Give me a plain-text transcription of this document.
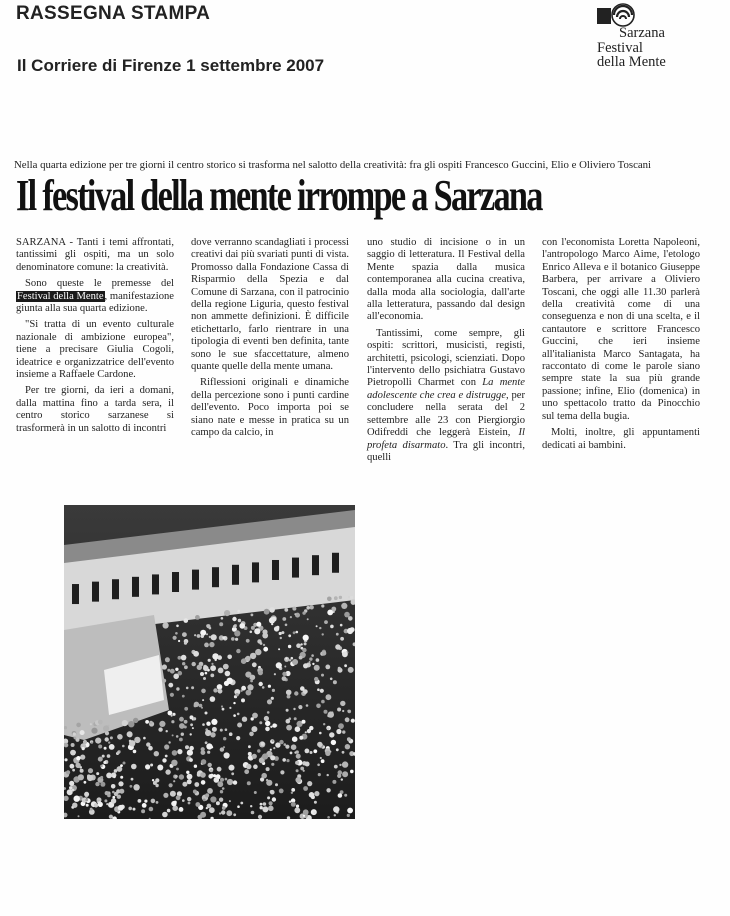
RASSEGNA STAMPA
Il Corriere di Firenze 1 settembre 2007
Sarzana
Festival
della Mente
Nella quarta edizione per tre giorni il centro storico si trasforma nel salotto della creatività: fra gli ospiti Francesco Guccini, Elio e Oliviero Toscani
Il festival della mente irrompe a Sarzana

SARZANA - Tanti i temi affrontati, tantissimi gli ospiti, ma un solo denominatore comune: la creatività.

Sono queste le premesse del Festival della Mente, manifestazione giunta alla sua quarta edizione.

"Si tratta di un evento culturale nazionale di ambizione europea", tiene a precisare Giulia Cogoli, ideatrice e organizzatrice dell'evento insieme a Raffaele Cardone.

Per tre giorni, da ieri a domani, dalla mattina fino a tarda sera, il centro storico sarzanese si trasformerà in un salotto di incontri

dove verranno scandagliati i processi creativi dai più svariati punti di vista. Promosso dalla Fondazione Cassa di Risparmio della Spezia e dal Comune di Sarzana, con il patrocinio della regione Liguria, questo festival non ammette definizioni. È difficile etichettarlo, farlo rientrare in una tipologia di eventi ben definita, tante sono le sue sfaccettature, almeno quante quelle della mente umana.

Riflessioni originali e dinamiche della percezione sono i punti cardine dell'evento. Poco importa poi se siano nate e messe in pratica su un campo da calcio, in

uno studio di incisione o in un saggio di letteratura. Il Festival della Mente spazia dalla musica contemporanea alla cucina creativa, dalla moda alla sociologia, dall'arte alla letteratura, passando dal design all'economia.

Tantissimi, come sempre, gli ospiti: scrittori, musicisti, registi, architetti, psicologi, scienziati. Dopo l'intervento dello psichiatra Gustavo Pietropolli Charmet con La mente adolescente che crea e distrugge, per concludere nella serata del 2 settembre alle 23 con Piergiorgio Odifreddi che leggerà Eistein, Il profeta disarmato. Tra gli incontri, quelli

con l'economista Loretta Napoleoni, l'antropologo Marco Aime, l'etologo Enrico Alleva e il botanico Giuseppe Barbera, per arrivare a Oliviero Toscani, che oggi alle 11.30 parlerà della creatività come di una conseguenza e non di una scelta, e il cantautore e scrittore Francesco Guccini, che ieri insieme all'italianista Marco Santagata, ha raccontato di come le parole siano sempre state la sua più grande passione; infine, Elio (domenica) in uno spettacolo tratto da Pinocchio sul tema della bugia.

Molti, inoltre, gli appuntamenti dedicati ai bambini.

··········

Which lines contain the word "punti"? Return each of them.

dove verranno scandagliati i processi creativi dai più svariati punti di vista. Promosso dalla Fondazione Cassa di Risparmio della Spezia e dal Comune di Sarzana, con il patrocinio della regione Liguria, questo festival non ammette definizioni. È difficile etichettarlo, farlo rientrare in una tipologia di eventi ben definita, tante sono le sue sfaccettature, almeno quante quelle della mente umana.
Riflessioni originali e dinamiche della percezione sono i punti cardine dell'evento. Poco importa poi se siano nate e messe in pratica su un campo da calcio, in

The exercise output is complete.